» Goal of the exercise: Restate the listing below word for word, omitting any images.

» The input:
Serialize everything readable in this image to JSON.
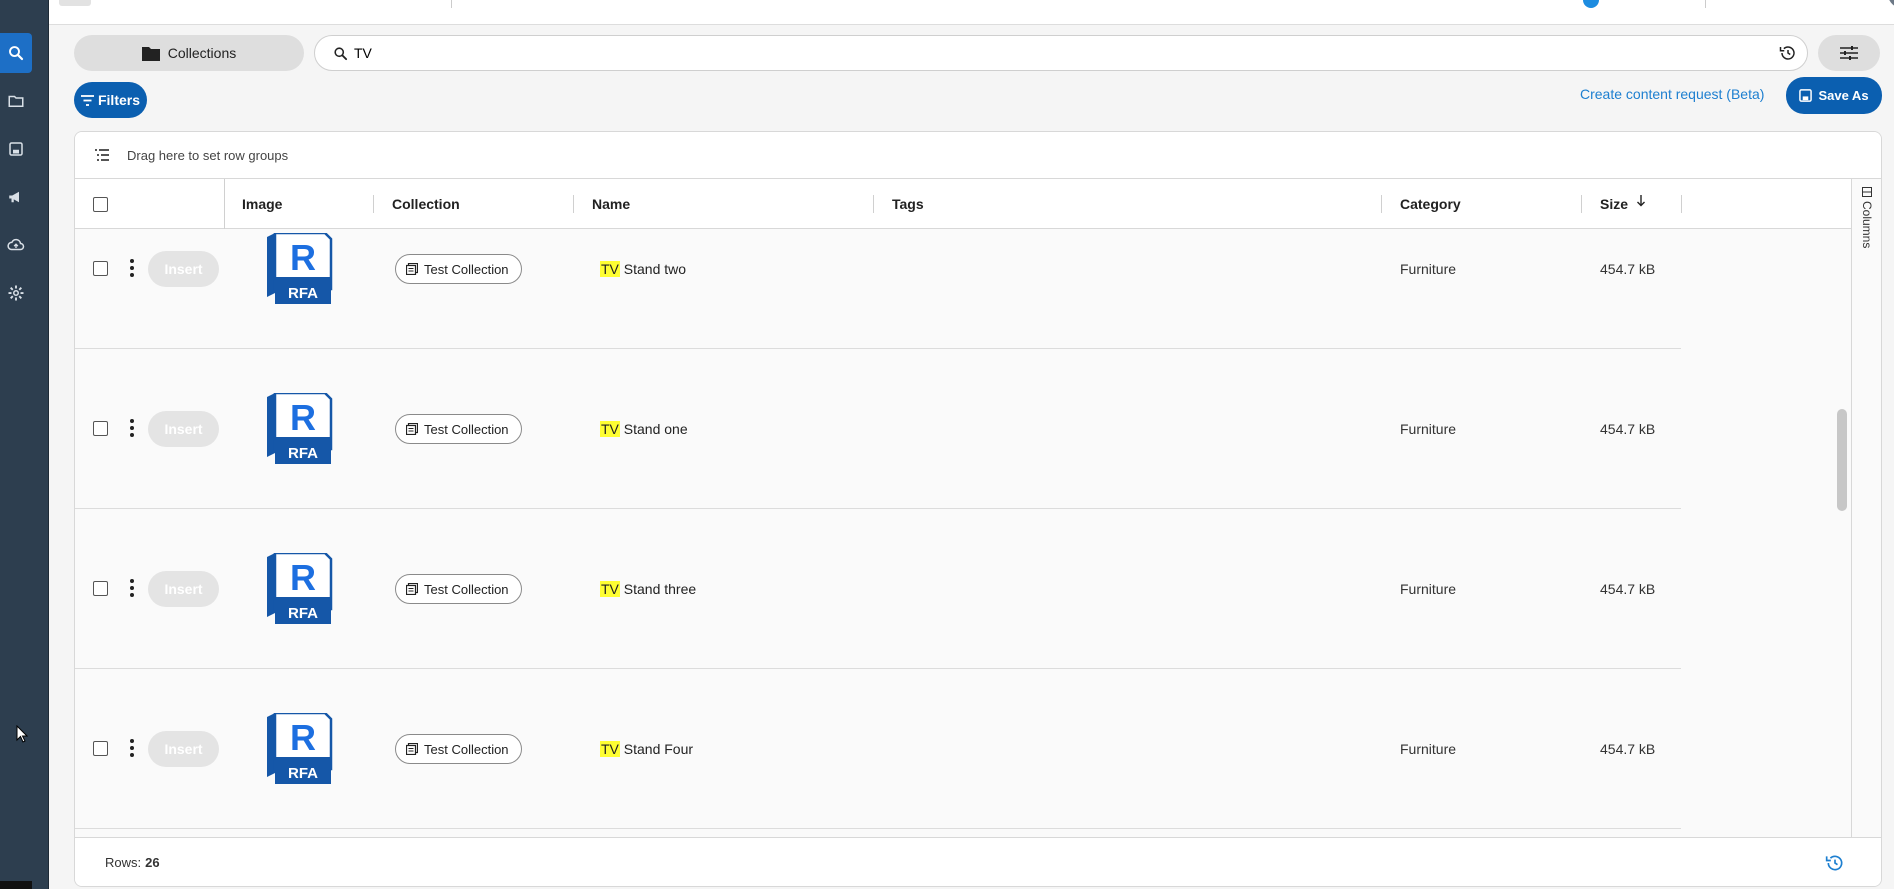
{
  "sidebar": {
    "items": [
      {
        "icon": "search-icon",
        "active": true
      },
      {
        "icon": "folder-icon",
        "active": false
      },
      {
        "icon": "save-icon",
        "active": false
      },
      {
        "icon": "megaphone-icon",
        "active": false
      },
      {
        "icon": "cloud-upload-icon",
        "active": false
      },
      {
        "icon": "gear-icon",
        "active": false
      }
    ]
  },
  "toolbar": {
    "collections_label": "Collections",
    "search_value": "TV",
    "filters_label": "Filters",
    "content_request_label": "Create content request (Beta)",
    "save_as_label": "Save As"
  },
  "grid": {
    "rowgroup_hint": "Drag here to set row groups",
    "columns": [
      "Image",
      "Collection",
      "Name",
      "Tags",
      "Category",
      "Size"
    ],
    "sort_column": "Size",
    "sort_direction": "descending",
    "columns_panel_label": "Columns",
    "insert_label": "Insert",
    "image_badge_letter": "R",
    "image_badge_label": "RFA",
    "rows": [
      {
        "collection": "Test Collection",
        "name_highlight": "TV",
        "name_rest": " Stand two",
        "tags": "",
        "category": "Furniture",
        "size": "454.7 kB"
      },
      {
        "collection": "Test Collection",
        "name_highlight": "TV",
        "name_rest": " Stand one",
        "tags": "",
        "category": "Furniture",
        "size": "454.7 kB"
      },
      {
        "collection": "Test Collection",
        "name_highlight": "TV",
        "name_rest": " Stand three",
        "tags": "",
        "category": "Furniture",
        "size": "454.7 kB"
      },
      {
        "collection": "Test Collection",
        "name_highlight": "TV",
        "name_rest": " Stand Four",
        "tags": "",
        "category": "Furniture",
        "size": "454.7 kB"
      }
    ],
    "footer": {
      "rows_label": "Rows:",
      "rows_count": "26"
    }
  },
  "colors": {
    "sidebar": "#2d3e4f",
    "primary": "#0b5fb0",
    "link": "#1d7fd0",
    "highlight": "#ffff33",
    "rfa_blue": "#1557a8"
  }
}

» Final result:
Serialize everything readable in this image to JSON.
{
  "sidebar": {
    "items": [
      {
        "icon": "search-icon",
        "active": true
      },
      {
        "icon": "folder-icon",
        "active": false
      },
      {
        "icon": "save-icon",
        "active": false
      },
      {
        "icon": "megaphone-icon",
        "active": false
      },
      {
        "icon": "cloud-upload-icon",
        "active": false
      },
      {
        "icon": "gear-icon",
        "active": false
      }
    ]
  },
  "toolbar": {
    "collections_label": "Collections",
    "search_value": "TV",
    "filters_label": "Filters",
    "content_request_label": "Create content request (Beta)",
    "save_as_label": "Save As"
  },
  "grid": {
    "rowgroup_hint": "Drag here to set row groups",
    "columns": [
      "Image",
      "Collection",
      "Name",
      "Tags",
      "Category",
      "Size"
    ],
    "sort_column": "Size",
    "sort_direction": "descending",
    "columns_panel_label": "Columns",
    "insert_label": "Insert",
    "image_badge_letter": "R",
    "image_badge_label": "RFA",
    "rows": [
      {
        "collection": "Test Collection",
        "name_highlight": "TV",
        "name_rest": " Stand two",
        "tags": "",
        "category": "Furniture",
        "size": "454.7 kB"
      },
      {
        "collection": "Test Collection",
        "name_highlight": "TV",
        "name_rest": " Stand one",
        "tags": "",
        "category": "Furniture",
        "size": "454.7 kB"
      },
      {
        "collection": "Test Collection",
        "name_highlight": "TV",
        "name_rest": " Stand three",
        "tags": "",
        "category": "Furniture",
        "size": "454.7 kB"
      },
      {
        "collection": "Test Collection",
        "name_highlight": "TV",
        "name_rest": " Stand Four",
        "tags": "",
        "category": "Furniture",
        "size": "454.7 kB"
      }
    ],
    "footer": {
      "rows_label": "Rows:",
      "rows_count": "26"
    }
  },
  "colors": {
    "sidebar": "#2d3e4f",
    "primary": "#0b5fb0",
    "link": "#1d7fd0",
    "highlight": "#ffff33",
    "rfa_blue": "#1557a8"
  }
}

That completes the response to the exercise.